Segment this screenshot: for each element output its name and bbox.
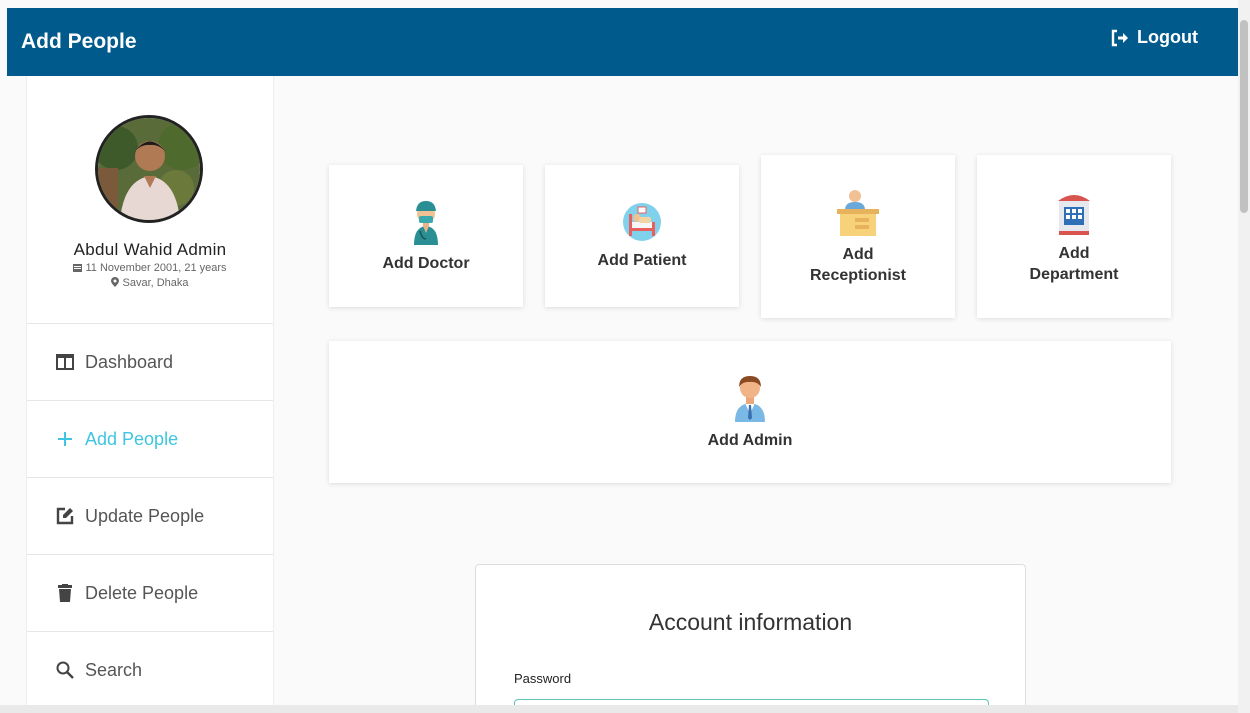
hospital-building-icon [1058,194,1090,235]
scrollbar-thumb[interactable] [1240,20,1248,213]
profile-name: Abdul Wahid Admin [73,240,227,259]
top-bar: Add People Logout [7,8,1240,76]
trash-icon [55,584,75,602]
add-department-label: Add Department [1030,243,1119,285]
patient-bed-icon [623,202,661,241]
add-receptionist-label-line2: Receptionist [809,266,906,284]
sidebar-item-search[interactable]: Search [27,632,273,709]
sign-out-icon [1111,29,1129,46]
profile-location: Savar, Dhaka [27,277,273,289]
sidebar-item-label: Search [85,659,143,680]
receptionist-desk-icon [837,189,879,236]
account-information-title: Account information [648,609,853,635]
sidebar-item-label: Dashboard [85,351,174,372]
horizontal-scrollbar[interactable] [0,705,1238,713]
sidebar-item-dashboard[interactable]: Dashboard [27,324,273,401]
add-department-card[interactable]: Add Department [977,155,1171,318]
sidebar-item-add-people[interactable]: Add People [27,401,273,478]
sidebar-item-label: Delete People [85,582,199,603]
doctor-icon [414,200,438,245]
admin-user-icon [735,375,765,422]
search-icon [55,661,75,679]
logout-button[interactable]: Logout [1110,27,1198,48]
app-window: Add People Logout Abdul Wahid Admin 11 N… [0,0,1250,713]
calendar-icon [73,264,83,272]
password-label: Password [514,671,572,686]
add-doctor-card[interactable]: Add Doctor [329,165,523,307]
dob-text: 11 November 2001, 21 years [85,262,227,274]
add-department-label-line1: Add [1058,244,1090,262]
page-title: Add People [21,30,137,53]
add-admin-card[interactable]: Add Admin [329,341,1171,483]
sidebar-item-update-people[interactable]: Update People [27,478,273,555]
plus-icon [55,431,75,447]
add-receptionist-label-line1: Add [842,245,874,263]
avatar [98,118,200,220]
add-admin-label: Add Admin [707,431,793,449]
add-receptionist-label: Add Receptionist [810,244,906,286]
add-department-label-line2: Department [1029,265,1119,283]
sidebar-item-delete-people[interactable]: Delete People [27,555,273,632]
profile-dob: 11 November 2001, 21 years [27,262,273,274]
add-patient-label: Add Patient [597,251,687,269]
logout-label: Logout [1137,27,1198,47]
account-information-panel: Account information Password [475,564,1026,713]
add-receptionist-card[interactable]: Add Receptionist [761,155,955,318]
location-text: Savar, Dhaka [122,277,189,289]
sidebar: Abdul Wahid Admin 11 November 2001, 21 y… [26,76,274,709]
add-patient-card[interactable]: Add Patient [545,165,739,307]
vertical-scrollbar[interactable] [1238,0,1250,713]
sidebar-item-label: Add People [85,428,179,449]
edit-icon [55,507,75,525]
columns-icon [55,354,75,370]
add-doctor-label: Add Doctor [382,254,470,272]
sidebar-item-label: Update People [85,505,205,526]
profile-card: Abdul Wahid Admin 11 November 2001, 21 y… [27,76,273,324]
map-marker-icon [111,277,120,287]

What you are asked to do:
Switch "November" to "December" in the lines of the material starting at the one containing "hospital-building-icon [1058,194,1090,235]" and ending at the one containing "add-department-label-line2: Department [1029,265,1119,283]". Return only those lines, with nothing else changed.

Reply to the exercise:
hospital-building-icon [1058,194,1090,235]
scrollbar-thumb[interactable] [1240,20,1248,213]
profile-name: Abdul Wahid Admin [73,240,227,259]
top-bar: Add People Logout [7,8,1240,76]
trash-icon [55,584,75,602]
add-department-label: Add Department [1030,243,1119,285]
patient-bed-icon [623,202,661,241]
add-receptionist-label-line2: Receptionist [809,266,906,284]
sidebar-item-search[interactable]: Search [27,632,273,709]
sign-out-icon [1111,29,1129,46]
profile-location: Savar, Dhaka [27,277,273,289]
sidebar-item-label: Search [85,659,143,680]
receptionist-desk-icon [837,189,879,236]
account-information-title: Account information [648,609,853,635]
sidebar-item-label: Dashboard [85,351,174,372]
horizontal-scrollbar[interactable] [0,705,1238,713]
sidebar-item-dashboard[interactable]: Dashboard [27,324,273,401]
add-department-card[interactable]: Add Department [977,155,1171,318]
sidebar-item-add-people[interactable]: Add People [27,401,273,478]
sidebar-item-label: Delete People [85,582,199,603]
doctor-icon [414,200,438,245]
admin-user-icon [735,375,765,422]
search-icon [55,661,75,679]
logout-button[interactable]: Logout [1110,27,1198,48]
app-window: Add People Logout Abdul Wahid Admin 11 N… [0,0,1250,713]
calendar-icon [73,264,83,272]
password-label: Password [514,671,572,686]
add-doctor-card[interactable]: Add Doctor [329,165,523,307]
dob-text: 11 December 2001, 21 years [85,262,227,274]
add-department-label-line1: Add [1058,244,1090,262]
page-title: Add People [21,30,137,53]
add-admin-card[interactable]: Add Admin [329,341,1171,483]
sidebar-item-update-people[interactable]: Update People [27,478,273,555]
plus-icon [55,431,75,447]
add-receptionist-label-line1: Add [842,245,874,263]
avatar [98,118,200,220]
add-admin-label: Add Admin [707,431,793,449]
add-receptionist-label: Add Receptionist [810,244,906,286]
add-department-label-line2: Department [1029,265,1119,283]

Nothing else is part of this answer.